[Extracted data entries]
-- BEGIN --
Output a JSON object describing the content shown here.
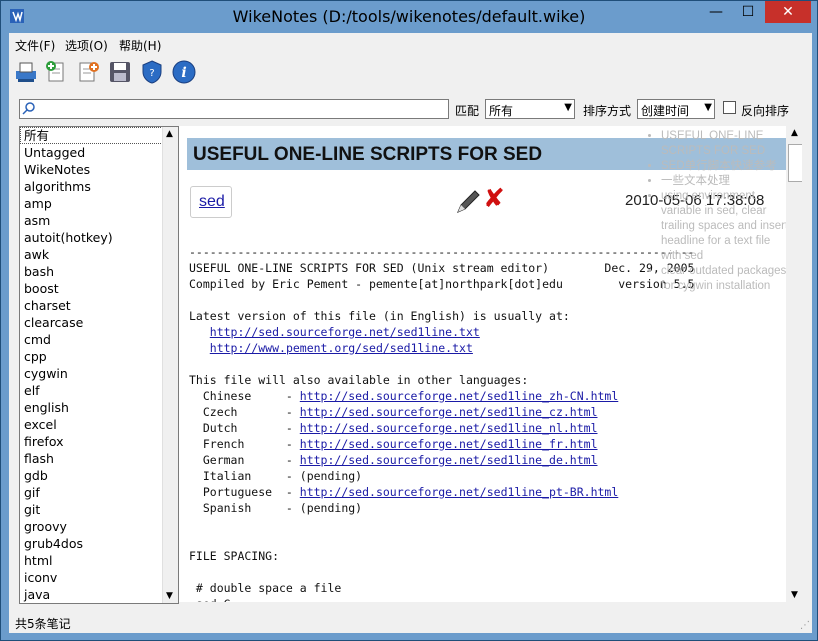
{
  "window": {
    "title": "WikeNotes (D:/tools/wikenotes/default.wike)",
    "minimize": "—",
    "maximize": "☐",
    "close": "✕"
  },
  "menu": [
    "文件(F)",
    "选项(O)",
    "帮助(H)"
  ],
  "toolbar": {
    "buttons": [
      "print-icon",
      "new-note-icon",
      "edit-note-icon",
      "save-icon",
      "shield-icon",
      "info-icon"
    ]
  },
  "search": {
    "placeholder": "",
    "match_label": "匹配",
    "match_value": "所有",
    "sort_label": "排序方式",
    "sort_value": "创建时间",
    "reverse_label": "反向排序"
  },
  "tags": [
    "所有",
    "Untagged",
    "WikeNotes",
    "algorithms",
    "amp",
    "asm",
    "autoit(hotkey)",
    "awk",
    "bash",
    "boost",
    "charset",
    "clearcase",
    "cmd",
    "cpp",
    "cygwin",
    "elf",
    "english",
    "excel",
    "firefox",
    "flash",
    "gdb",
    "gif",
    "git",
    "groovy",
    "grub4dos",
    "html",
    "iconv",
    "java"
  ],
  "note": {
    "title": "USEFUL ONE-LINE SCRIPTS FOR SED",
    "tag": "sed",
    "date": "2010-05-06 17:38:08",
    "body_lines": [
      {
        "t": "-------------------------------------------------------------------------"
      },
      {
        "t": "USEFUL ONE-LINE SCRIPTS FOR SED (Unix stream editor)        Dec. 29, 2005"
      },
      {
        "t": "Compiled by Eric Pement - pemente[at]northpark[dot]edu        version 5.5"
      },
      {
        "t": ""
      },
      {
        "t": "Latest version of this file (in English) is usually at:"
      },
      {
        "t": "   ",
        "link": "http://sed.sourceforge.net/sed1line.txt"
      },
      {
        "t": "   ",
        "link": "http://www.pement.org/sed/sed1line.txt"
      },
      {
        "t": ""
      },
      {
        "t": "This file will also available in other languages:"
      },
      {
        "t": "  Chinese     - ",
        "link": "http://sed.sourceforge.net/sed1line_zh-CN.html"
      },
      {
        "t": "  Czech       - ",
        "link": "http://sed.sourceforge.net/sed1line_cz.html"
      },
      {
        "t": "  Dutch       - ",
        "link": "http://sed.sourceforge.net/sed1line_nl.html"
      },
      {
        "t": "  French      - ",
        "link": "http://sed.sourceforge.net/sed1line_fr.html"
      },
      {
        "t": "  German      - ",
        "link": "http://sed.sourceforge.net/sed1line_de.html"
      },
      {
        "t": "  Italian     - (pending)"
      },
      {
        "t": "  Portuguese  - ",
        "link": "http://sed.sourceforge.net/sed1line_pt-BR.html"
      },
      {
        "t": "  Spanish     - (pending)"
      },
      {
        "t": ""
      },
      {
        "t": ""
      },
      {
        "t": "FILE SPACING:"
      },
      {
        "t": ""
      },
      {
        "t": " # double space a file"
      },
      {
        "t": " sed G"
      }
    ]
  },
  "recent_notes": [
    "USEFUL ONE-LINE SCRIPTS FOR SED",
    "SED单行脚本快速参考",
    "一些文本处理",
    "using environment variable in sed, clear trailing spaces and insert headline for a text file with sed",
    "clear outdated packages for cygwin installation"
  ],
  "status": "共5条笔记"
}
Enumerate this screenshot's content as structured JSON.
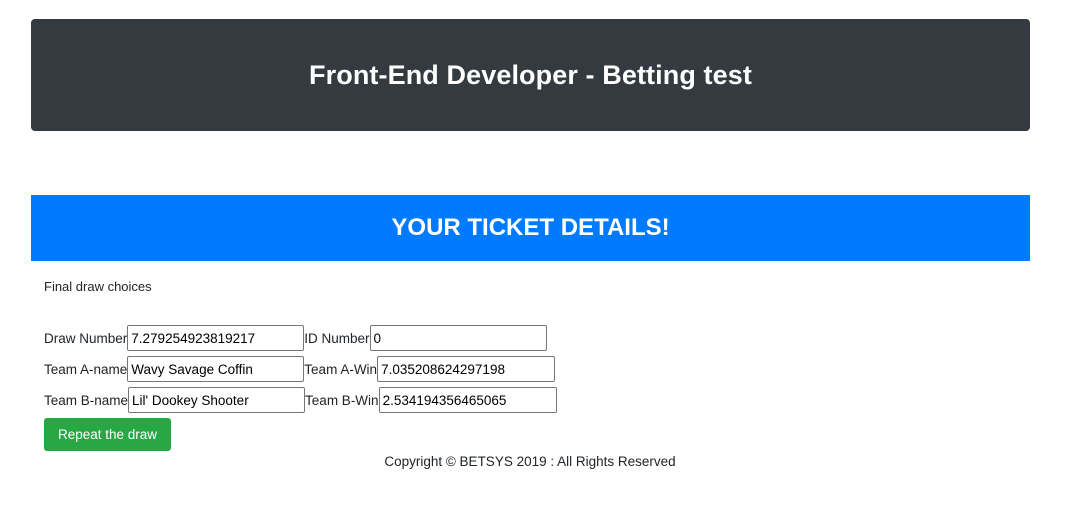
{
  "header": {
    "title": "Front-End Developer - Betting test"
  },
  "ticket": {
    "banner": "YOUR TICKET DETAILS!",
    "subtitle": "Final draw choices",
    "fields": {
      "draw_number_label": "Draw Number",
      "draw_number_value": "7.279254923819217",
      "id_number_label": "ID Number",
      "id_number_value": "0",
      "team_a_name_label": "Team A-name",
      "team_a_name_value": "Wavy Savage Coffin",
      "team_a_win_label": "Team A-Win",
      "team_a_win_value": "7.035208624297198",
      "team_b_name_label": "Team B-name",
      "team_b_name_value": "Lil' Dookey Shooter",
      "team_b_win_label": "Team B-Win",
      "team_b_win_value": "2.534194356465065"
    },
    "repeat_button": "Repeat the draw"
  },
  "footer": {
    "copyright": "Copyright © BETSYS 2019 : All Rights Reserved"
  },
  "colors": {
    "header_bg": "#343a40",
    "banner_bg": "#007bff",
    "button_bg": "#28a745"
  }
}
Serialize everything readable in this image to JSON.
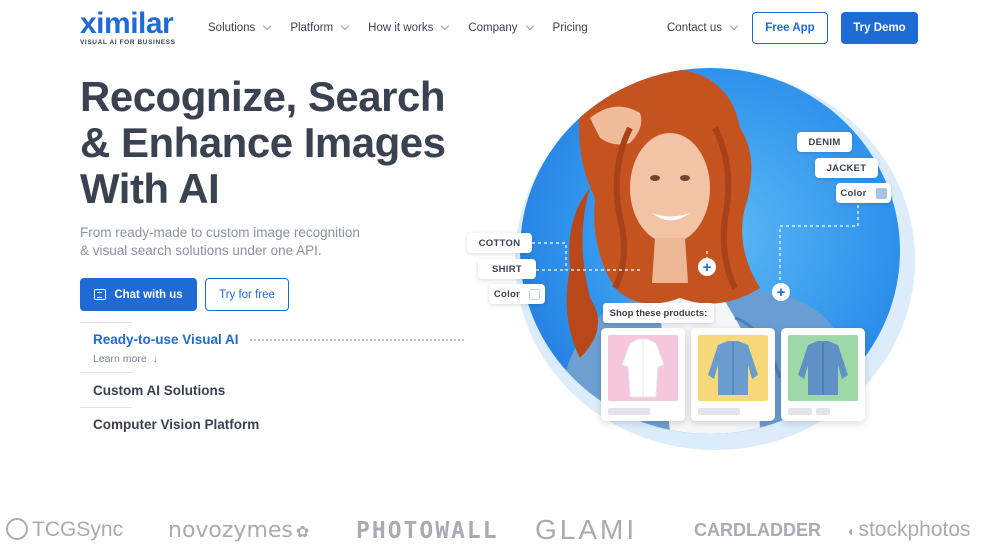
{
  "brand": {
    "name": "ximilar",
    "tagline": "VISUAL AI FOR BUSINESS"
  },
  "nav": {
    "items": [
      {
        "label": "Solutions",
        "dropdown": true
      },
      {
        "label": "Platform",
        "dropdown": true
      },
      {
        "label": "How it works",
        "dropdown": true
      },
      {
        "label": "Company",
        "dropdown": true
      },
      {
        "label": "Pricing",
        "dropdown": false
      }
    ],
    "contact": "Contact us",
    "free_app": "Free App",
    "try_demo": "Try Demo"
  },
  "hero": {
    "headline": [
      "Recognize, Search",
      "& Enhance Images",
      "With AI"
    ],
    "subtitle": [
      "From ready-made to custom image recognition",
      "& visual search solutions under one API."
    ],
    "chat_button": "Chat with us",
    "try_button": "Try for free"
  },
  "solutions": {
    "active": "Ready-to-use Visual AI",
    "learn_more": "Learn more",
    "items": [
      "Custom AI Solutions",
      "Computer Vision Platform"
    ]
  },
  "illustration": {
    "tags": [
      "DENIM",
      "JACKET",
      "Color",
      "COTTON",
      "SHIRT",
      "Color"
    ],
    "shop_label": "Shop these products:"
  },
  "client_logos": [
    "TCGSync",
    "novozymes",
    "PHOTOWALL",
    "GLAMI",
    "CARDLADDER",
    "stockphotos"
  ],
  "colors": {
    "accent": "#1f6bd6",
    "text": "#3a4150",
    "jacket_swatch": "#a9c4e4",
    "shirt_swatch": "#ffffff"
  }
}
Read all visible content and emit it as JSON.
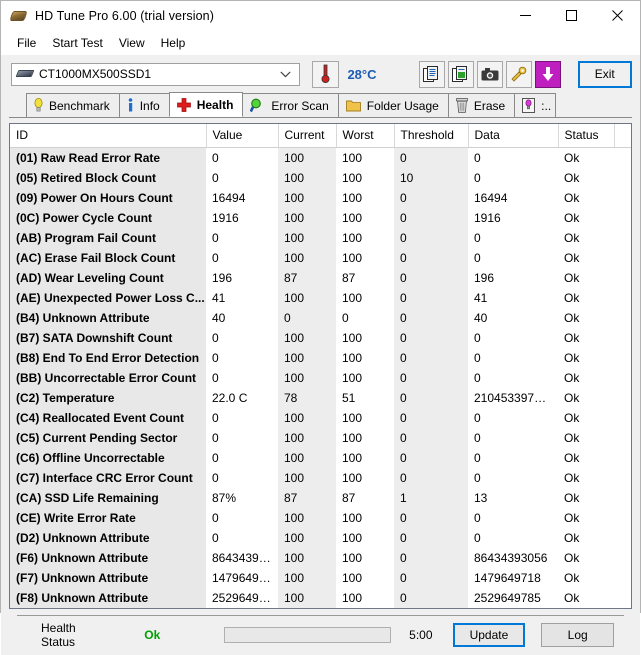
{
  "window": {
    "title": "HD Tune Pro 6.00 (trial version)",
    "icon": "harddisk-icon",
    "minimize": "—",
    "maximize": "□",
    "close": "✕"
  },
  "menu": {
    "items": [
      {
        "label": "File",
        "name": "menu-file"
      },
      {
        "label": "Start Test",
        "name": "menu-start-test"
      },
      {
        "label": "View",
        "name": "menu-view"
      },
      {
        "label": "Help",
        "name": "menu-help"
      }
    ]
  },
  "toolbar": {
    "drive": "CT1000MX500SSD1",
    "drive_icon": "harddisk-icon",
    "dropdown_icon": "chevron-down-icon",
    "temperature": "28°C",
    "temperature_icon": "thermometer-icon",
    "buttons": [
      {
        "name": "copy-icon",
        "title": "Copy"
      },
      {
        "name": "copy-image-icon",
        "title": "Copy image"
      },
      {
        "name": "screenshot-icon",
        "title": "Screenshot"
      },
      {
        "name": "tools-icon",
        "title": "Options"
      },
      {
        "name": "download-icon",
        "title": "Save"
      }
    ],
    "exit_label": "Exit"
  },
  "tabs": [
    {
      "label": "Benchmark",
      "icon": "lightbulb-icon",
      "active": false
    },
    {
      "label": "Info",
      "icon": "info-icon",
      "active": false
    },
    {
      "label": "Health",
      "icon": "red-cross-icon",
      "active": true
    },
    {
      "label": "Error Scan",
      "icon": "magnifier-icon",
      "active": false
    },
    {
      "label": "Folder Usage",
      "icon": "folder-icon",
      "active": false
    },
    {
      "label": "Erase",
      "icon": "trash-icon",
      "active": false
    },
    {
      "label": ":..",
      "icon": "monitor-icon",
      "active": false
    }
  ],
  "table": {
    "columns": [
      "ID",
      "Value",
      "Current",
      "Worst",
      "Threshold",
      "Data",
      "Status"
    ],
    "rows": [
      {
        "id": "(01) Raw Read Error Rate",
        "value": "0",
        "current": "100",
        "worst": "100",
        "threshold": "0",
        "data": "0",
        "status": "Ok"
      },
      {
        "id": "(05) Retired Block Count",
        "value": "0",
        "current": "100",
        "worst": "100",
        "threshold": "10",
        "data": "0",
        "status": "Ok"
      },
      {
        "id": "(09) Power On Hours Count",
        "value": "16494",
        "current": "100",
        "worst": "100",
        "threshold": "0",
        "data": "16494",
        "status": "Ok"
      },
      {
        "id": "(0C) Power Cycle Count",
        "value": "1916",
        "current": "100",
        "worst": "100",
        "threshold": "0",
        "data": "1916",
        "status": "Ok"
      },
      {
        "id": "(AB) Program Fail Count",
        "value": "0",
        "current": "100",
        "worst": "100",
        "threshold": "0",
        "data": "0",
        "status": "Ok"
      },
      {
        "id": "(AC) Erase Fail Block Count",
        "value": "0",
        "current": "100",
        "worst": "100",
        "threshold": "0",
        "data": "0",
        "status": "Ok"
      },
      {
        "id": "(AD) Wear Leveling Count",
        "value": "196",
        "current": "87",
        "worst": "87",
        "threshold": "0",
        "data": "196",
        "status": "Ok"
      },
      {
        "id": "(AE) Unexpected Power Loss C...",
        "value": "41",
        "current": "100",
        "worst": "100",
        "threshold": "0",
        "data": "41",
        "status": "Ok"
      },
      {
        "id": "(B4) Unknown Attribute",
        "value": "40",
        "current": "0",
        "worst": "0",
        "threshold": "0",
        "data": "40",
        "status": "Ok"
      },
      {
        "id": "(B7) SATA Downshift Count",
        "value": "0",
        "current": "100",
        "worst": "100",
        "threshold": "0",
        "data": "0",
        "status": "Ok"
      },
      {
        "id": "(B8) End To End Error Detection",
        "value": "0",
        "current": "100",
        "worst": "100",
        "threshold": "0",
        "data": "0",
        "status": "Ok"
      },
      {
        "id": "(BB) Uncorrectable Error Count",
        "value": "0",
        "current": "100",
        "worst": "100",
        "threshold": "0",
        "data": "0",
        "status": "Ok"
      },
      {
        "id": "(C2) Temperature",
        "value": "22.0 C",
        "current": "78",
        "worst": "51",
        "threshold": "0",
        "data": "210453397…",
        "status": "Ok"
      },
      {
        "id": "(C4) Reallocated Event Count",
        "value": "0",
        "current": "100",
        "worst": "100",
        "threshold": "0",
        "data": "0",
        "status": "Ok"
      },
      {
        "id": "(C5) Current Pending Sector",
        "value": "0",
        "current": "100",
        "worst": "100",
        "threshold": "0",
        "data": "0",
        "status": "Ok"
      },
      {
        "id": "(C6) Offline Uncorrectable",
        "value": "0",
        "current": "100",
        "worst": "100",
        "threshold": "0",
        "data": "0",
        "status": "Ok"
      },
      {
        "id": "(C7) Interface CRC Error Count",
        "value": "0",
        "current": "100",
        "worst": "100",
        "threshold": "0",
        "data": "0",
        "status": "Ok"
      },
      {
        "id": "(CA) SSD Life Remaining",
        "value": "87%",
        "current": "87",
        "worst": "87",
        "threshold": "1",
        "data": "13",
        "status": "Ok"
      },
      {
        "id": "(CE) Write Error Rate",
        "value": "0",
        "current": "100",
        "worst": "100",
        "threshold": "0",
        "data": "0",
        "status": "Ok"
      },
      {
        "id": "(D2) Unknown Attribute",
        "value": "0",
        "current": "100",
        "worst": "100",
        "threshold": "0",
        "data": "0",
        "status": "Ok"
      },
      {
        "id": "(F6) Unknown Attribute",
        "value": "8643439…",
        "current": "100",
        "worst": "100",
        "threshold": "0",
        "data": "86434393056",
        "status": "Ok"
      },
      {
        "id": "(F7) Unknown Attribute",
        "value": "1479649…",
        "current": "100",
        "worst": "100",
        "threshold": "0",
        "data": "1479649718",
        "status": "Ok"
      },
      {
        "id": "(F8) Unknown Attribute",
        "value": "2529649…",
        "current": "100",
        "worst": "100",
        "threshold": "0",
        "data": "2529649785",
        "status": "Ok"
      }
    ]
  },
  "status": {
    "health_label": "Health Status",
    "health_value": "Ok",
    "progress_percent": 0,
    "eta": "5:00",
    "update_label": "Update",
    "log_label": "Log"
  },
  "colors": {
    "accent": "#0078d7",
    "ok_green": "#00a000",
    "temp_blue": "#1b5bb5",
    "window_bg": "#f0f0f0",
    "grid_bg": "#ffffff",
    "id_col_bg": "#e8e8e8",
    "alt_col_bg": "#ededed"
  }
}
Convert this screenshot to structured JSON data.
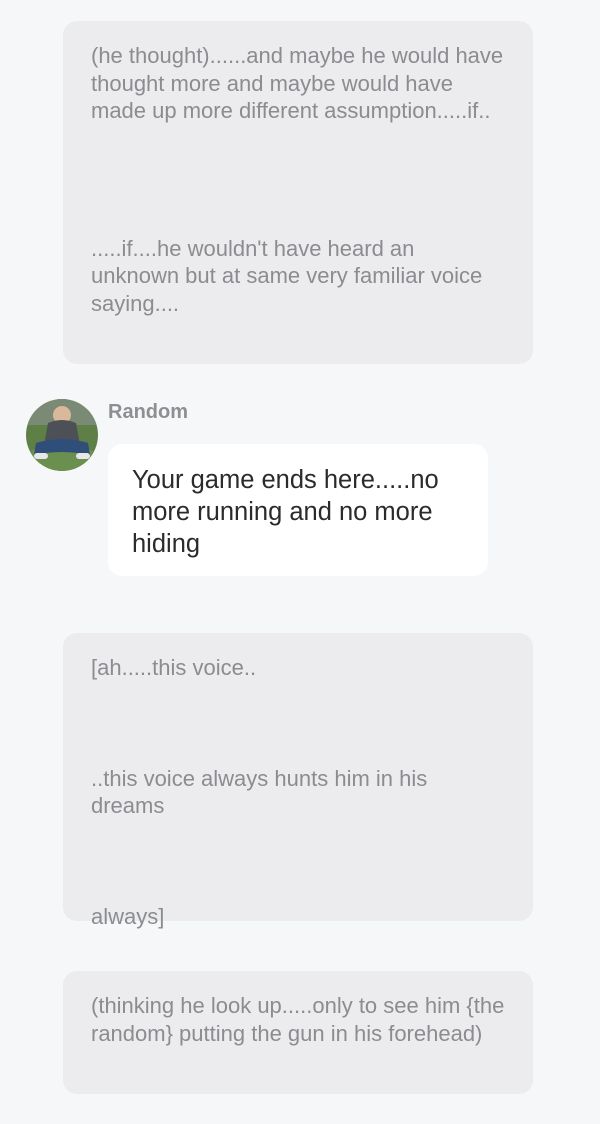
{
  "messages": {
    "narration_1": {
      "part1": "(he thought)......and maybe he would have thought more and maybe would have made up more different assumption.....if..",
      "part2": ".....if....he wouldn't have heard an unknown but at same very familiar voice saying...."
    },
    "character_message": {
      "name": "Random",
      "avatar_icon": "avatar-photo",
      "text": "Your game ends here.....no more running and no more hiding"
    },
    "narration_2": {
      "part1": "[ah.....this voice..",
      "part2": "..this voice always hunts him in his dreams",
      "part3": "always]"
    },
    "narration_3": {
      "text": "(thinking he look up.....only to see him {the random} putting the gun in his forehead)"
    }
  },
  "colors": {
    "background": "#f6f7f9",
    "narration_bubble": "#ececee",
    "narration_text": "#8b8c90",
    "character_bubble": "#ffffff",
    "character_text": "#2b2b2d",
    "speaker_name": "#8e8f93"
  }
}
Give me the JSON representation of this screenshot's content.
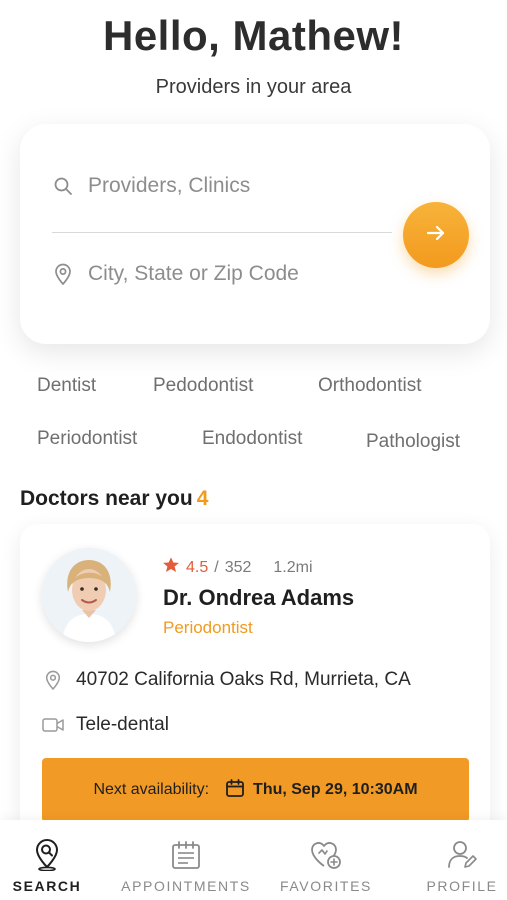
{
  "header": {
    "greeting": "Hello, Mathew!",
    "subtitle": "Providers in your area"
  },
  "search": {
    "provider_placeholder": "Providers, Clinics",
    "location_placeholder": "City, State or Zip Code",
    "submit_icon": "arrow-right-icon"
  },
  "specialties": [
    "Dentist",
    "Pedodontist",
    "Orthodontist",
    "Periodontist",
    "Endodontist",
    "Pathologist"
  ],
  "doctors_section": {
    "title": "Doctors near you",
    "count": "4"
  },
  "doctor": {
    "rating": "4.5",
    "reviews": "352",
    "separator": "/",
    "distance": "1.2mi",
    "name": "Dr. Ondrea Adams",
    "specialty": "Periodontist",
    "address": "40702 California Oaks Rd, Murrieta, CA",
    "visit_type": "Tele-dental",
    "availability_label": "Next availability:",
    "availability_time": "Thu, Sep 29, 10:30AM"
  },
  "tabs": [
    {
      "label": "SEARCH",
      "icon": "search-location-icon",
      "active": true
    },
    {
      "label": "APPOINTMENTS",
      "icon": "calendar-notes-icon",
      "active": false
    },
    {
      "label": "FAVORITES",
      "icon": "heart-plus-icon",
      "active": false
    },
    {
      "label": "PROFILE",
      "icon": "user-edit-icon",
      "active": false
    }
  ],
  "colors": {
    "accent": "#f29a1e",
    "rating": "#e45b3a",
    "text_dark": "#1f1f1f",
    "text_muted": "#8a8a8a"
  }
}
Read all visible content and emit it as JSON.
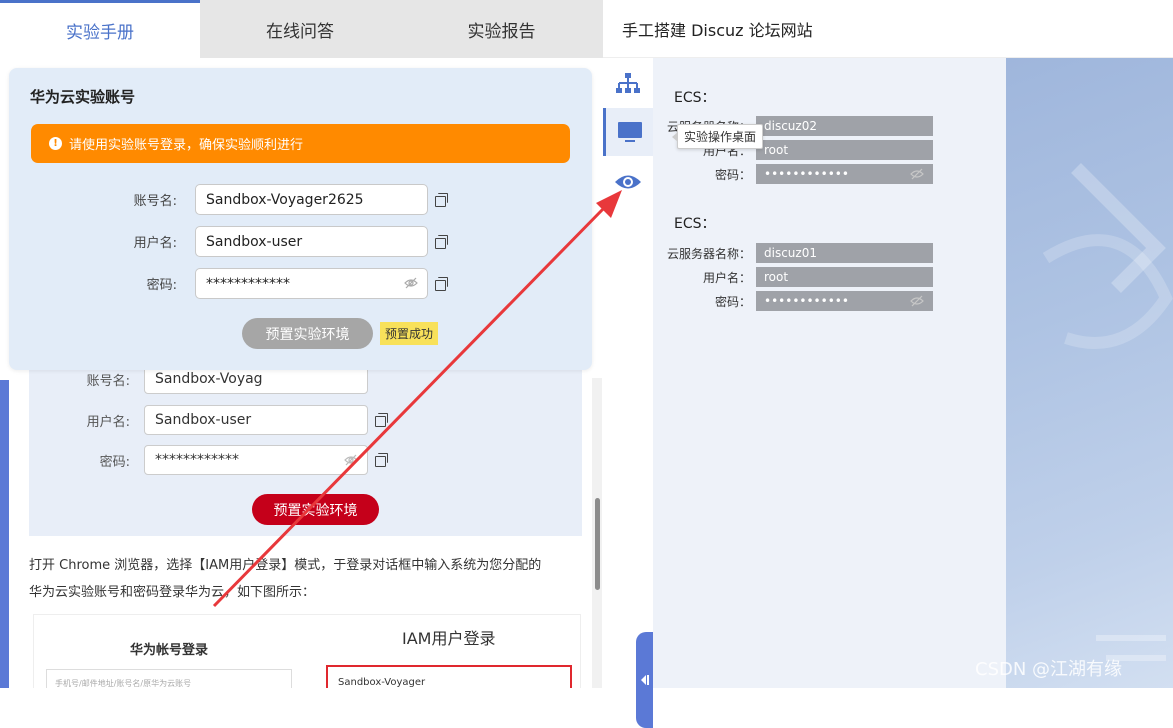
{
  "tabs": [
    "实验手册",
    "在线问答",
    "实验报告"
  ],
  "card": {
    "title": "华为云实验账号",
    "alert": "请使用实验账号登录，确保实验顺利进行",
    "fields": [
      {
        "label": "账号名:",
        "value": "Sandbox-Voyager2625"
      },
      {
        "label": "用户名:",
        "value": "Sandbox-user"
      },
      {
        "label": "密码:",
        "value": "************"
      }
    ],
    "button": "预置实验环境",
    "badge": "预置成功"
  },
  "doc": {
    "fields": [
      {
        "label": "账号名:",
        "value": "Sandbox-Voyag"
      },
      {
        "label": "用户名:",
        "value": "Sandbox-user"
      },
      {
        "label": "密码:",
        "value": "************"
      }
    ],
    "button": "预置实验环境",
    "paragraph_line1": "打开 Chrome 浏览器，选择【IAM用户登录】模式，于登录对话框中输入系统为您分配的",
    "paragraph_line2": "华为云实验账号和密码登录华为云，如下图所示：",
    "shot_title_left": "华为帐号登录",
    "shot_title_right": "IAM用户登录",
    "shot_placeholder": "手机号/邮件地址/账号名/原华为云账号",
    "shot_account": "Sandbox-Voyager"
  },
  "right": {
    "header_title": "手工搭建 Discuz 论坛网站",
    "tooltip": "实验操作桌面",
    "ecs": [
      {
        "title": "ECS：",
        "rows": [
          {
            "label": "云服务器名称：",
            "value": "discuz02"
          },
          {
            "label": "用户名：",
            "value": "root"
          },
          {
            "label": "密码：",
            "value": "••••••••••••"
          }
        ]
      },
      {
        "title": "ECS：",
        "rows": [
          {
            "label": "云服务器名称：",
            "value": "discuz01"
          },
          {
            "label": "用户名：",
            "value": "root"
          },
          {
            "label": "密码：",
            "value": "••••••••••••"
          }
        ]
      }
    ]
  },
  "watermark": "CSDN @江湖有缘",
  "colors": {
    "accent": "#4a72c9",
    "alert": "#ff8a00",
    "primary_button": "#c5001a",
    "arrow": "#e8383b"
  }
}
-- END --
- Set task -
Return from the data every line that holds "content".

- Written solution -
Output a JSON object describing the content shown here.
Enumerate this screenshot's content as structured JSON.
Read all visible content and emit it as JSON.
Give me the JSON representation of this screenshot's content.
Read all visible content and emit it as JSON.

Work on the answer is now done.